The data below should be printed in full, exactly, and without any of its images.

— Start of INFORMATION GIVEN —

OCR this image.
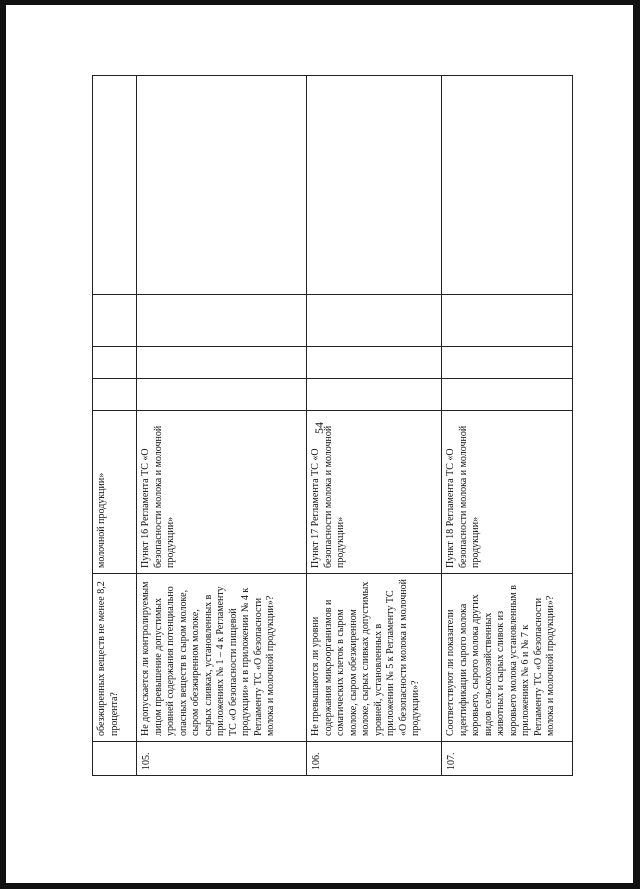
54

	обезжиренных веществ не менее 8,2 процента?	молочной продукции»				

105.	Не допускается ли контролируемым лицом превышение допустимых уровней содержания потенциально опасных веществ в сыром молоке, сыром обезжиренном молоке, сырых сливках, установленных в приложениях № 1 – 4 к Регламенту ТС «О безопасности пищевой продукции» и в приложении № 4 к Регламенту ТС «О безопасности молока и молочной продукции»?	Пункт 16 Регламента ТС «О безопасности молока и молочной продукции»				

106.	Не превышаются ли уровни содержания микроорганизмов и соматических клеток в сыром молоке, сыром обезжиренном молоке, сырых сливках допустимых уровней, установленных в приложении № 5 к Регламенту ТС «О безопасности молока и молочной продукции»?	Пункт 17 Регламента ТС «О безопасности молока и молочной продукции»				

107.	Соответствуют ли показатели идентификации сырого молока коровьего, сырого молока других видов сельскохозяйственных животных и сырых сливок из коровьего молока установленным в приложениях № 6 и № 7 к Регламенту ТС «О безопасности молока и молочной продукции»?	Пункт 18 Регламента ТС «О безопасности молока и молочной продукции»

— End of INFORMATION GIVEN —

* [RESULT OF THIS TASK]
OCR this image.
54

	обезжиренных веществ не менее 8,2 процента?	молочной продукции»				

105.	Не допускается ли контролируемым лицом превышение допустимых уровней содержания потенциально опасных веществ в сыром молоке, сыром обезжиренном молоке, сырых сливках, установленных в приложениях № 1 – 4 к Регламенту ТС «О безопасности пищевой продукции» и в приложении № 4 к Регламенту ТС «О безопасности молока и молочной продукции»?	Пункт 16 Регламента ТС «О безопасности молока и молочной продукции»				

106.	Не превышаются ли уровни содержания микроорганизмов и соматических клеток в сыром молоке, сыром обезжиренном молоке, сырых сливках допустимых уровней, установленных в приложении № 5 к Регламенту ТС «О безопасности молока и молочной продукции»?	Пункт 17 Регламента ТС «О безопасности молока и молочной продукции»				

107.	Соответствуют ли показатели идентификации сырого молока коровьего, сырого молока других видов сельскохозяйственных животных и сырых сливок из коровьего молока установленным в приложениях № 6 и № 7 к Регламенту ТС «О безопасности молока и молочной продукции»?	Пункт 18 Регламента ТС «О безопасности молока и молочной продукции»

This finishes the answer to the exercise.